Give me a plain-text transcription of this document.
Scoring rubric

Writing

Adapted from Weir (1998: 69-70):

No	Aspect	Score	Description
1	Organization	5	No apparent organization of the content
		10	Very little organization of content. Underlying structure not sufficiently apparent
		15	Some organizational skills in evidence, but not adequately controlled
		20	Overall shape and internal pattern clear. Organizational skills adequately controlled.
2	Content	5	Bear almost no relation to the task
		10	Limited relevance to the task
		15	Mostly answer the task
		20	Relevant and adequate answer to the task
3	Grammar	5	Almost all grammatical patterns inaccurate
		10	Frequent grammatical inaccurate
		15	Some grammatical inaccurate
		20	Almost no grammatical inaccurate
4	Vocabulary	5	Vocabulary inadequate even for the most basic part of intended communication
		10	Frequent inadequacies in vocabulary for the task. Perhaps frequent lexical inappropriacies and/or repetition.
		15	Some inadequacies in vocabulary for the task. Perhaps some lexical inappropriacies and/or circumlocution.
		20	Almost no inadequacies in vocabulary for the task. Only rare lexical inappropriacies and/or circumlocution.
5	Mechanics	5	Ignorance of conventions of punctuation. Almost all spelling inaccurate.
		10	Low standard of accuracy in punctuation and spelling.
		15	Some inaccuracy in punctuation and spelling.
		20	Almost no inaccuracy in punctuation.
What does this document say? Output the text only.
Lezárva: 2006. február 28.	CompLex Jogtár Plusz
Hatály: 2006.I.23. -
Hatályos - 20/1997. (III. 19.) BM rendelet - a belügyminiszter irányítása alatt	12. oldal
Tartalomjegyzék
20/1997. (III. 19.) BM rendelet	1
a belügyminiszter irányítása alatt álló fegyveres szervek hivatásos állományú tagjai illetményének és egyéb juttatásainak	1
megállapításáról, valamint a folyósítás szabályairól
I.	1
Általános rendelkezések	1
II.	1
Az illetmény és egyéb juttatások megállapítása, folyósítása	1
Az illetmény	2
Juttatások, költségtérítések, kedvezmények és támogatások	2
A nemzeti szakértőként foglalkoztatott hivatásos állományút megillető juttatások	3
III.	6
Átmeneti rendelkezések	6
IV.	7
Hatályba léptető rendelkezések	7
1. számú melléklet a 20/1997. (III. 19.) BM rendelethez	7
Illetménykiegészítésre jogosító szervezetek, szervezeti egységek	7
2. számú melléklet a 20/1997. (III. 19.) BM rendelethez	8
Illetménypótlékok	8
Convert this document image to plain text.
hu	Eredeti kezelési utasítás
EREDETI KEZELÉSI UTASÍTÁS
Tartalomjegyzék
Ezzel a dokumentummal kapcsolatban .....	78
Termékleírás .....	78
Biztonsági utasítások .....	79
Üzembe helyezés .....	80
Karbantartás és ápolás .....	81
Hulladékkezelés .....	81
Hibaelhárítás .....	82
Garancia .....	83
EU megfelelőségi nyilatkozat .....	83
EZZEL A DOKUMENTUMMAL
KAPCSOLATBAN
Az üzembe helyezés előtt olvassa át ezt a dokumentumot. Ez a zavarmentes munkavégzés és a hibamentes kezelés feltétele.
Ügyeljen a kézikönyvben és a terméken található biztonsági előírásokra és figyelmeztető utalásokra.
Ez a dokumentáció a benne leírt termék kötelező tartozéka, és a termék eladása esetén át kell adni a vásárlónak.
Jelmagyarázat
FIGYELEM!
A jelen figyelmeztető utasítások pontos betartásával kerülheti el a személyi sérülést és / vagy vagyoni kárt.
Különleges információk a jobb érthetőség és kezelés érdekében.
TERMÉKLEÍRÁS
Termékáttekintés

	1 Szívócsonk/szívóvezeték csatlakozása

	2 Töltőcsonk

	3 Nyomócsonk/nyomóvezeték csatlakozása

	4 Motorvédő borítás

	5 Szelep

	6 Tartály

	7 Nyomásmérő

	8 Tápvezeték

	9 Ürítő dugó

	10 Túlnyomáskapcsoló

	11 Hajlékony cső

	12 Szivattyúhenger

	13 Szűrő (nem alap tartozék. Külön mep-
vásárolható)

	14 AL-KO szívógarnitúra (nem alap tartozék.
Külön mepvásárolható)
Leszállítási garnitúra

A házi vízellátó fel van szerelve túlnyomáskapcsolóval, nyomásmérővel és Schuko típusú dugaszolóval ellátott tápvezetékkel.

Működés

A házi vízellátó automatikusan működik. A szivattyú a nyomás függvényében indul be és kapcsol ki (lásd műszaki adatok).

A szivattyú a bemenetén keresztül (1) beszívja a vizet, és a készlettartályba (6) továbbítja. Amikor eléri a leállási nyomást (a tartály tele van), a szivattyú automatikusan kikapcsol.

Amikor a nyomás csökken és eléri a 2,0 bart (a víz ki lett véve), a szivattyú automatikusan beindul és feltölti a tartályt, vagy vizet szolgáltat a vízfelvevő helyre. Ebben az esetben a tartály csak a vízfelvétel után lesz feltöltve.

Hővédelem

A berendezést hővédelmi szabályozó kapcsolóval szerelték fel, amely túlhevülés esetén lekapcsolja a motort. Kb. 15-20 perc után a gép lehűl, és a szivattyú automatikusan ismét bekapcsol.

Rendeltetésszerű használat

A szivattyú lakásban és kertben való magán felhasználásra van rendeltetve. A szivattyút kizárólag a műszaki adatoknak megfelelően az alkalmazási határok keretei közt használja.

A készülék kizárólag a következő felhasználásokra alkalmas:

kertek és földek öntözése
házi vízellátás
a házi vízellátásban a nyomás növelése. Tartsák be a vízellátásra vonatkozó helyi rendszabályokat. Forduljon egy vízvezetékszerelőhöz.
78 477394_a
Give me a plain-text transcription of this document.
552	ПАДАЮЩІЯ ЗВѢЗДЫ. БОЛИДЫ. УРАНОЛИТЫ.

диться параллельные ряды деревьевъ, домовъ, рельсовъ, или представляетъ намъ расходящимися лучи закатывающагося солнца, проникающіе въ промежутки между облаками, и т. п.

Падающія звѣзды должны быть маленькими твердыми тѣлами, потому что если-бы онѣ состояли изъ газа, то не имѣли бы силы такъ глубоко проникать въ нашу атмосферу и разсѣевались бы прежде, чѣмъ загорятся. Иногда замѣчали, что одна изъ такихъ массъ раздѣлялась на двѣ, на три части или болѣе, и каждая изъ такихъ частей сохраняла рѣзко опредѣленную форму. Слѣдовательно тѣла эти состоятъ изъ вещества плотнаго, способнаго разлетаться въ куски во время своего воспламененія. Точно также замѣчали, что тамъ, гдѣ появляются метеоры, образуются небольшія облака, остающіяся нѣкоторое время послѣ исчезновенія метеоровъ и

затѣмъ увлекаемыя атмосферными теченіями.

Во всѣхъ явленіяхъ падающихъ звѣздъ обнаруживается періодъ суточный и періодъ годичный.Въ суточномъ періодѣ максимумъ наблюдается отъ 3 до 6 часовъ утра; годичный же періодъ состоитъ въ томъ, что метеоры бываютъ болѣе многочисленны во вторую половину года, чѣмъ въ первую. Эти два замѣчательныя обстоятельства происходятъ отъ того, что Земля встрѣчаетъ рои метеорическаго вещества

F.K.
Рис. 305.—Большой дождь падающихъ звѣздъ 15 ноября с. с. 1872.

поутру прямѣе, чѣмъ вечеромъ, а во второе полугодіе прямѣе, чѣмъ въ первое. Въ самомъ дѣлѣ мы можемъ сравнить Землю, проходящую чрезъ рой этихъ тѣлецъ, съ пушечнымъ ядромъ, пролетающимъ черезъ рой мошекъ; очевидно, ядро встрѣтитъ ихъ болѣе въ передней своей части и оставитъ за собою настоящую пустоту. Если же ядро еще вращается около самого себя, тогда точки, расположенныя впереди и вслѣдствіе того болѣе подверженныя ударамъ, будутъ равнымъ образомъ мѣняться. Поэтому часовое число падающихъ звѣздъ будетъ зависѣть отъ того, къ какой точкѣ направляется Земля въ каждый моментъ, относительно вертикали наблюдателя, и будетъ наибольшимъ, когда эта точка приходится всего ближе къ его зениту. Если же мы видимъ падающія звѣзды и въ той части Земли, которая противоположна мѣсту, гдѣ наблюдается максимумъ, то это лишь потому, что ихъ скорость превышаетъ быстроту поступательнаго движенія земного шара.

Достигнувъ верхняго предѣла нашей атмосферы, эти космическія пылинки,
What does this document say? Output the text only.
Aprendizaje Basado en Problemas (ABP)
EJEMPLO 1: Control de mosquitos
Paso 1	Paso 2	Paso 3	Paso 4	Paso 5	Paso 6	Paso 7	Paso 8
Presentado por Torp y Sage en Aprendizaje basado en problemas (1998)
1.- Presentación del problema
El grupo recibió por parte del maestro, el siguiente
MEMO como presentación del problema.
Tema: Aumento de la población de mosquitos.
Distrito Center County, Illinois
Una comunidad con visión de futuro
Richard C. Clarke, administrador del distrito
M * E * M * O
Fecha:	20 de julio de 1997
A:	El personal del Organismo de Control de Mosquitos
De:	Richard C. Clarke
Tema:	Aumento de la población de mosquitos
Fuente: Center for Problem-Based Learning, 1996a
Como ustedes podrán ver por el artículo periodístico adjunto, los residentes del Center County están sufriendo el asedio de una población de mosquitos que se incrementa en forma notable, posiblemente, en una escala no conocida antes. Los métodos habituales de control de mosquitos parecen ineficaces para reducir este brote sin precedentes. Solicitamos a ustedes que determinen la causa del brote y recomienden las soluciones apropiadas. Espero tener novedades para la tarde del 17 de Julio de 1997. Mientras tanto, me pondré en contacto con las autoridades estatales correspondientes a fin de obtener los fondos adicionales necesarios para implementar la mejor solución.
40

■ ■ ■

WHAT TO WORK ON | Filter the records, keeping only lines that contain "Amikor", and show those lines.

EXERCISE RESPONSE |
A szivattyú a bemenetén keresztül (1) beszívja a vizet, és a készlettartályba (6) továbbítja. Amikor eléri a leállási nyomást (a tartály tele van), a szivattyú automatikusan kikapcsol.
Amikor a nyomás csökken és eléri a 2,0 bart (a víz ki lett véve), a szivattyú automatikusan beindul és feltölti a tartályt, vagy vizet szolgáltat a vízfelvevő helyre. Ebben az esetben a tartály csak a vízfelvétel után lesz feltöltve.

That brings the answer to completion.